EXERCISE REQUIREMENTS -> Scan the listing below. Report each line that includes "document".

(Records from a dataset)
◇ ◇ ◇ ◇
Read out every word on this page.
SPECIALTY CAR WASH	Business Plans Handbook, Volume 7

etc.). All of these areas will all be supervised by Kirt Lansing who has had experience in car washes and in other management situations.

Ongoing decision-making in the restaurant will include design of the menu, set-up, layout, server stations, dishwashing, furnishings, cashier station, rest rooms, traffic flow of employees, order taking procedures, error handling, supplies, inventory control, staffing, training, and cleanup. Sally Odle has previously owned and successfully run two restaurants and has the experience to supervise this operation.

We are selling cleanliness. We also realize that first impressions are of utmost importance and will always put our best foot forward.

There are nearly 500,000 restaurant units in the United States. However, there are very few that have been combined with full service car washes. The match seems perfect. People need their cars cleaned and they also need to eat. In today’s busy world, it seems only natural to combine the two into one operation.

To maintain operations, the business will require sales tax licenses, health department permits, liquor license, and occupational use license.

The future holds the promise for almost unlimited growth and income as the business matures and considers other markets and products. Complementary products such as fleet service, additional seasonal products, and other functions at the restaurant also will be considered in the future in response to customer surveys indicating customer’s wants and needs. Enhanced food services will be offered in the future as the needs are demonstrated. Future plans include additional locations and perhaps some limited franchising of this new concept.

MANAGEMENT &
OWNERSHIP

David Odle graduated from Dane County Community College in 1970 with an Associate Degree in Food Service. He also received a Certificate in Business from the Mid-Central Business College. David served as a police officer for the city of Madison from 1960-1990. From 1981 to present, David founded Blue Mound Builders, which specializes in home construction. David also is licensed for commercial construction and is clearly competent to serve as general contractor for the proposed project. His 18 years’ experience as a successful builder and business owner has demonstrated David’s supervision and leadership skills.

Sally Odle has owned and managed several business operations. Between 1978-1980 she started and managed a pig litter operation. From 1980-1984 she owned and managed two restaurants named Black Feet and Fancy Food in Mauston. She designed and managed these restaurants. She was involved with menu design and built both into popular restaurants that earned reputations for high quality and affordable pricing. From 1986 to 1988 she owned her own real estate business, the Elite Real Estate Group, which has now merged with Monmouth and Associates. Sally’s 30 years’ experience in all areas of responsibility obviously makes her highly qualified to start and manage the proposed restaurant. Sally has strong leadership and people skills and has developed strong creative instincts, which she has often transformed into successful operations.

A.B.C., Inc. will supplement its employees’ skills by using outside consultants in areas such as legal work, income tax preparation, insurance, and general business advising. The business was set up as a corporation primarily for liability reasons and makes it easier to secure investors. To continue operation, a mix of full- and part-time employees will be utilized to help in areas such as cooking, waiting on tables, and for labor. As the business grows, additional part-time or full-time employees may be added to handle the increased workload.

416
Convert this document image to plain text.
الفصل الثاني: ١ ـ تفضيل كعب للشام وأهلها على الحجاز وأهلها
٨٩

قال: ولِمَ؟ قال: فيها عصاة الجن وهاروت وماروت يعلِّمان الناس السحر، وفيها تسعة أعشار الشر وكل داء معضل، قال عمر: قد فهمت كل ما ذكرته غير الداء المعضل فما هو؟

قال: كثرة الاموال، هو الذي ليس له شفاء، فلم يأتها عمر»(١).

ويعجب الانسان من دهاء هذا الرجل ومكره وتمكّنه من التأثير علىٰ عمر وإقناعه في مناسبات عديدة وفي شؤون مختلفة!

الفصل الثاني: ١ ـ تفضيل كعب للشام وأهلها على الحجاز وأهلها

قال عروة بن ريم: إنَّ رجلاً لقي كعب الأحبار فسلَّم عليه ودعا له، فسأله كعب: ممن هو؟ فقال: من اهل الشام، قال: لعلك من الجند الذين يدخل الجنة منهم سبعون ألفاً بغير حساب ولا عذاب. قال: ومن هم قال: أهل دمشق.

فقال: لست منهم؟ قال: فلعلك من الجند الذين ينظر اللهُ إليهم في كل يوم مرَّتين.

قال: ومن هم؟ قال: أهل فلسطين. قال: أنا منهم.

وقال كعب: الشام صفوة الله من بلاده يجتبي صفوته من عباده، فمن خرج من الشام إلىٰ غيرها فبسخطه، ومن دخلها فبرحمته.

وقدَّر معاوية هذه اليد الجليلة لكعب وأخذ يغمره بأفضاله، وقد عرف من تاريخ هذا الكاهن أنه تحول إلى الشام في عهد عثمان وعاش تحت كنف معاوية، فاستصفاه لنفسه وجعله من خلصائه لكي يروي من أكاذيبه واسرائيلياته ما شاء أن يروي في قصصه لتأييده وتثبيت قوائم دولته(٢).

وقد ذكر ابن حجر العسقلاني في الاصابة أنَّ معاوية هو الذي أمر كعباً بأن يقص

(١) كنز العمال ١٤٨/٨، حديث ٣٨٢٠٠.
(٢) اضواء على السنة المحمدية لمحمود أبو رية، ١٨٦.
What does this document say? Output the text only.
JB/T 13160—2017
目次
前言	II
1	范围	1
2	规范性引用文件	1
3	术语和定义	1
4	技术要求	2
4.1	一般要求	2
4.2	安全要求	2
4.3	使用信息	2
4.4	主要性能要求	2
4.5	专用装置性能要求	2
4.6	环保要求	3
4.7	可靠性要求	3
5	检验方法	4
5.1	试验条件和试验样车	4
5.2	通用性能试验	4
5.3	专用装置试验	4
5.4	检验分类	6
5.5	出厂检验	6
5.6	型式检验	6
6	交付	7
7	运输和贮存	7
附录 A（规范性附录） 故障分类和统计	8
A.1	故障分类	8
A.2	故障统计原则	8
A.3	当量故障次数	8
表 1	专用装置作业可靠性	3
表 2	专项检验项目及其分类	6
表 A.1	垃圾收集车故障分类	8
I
◇ ◇ ◇ ◇
ANSWER FOR THE TASK ->
Convert this document image to plain text.
What does this document say? Output the text only.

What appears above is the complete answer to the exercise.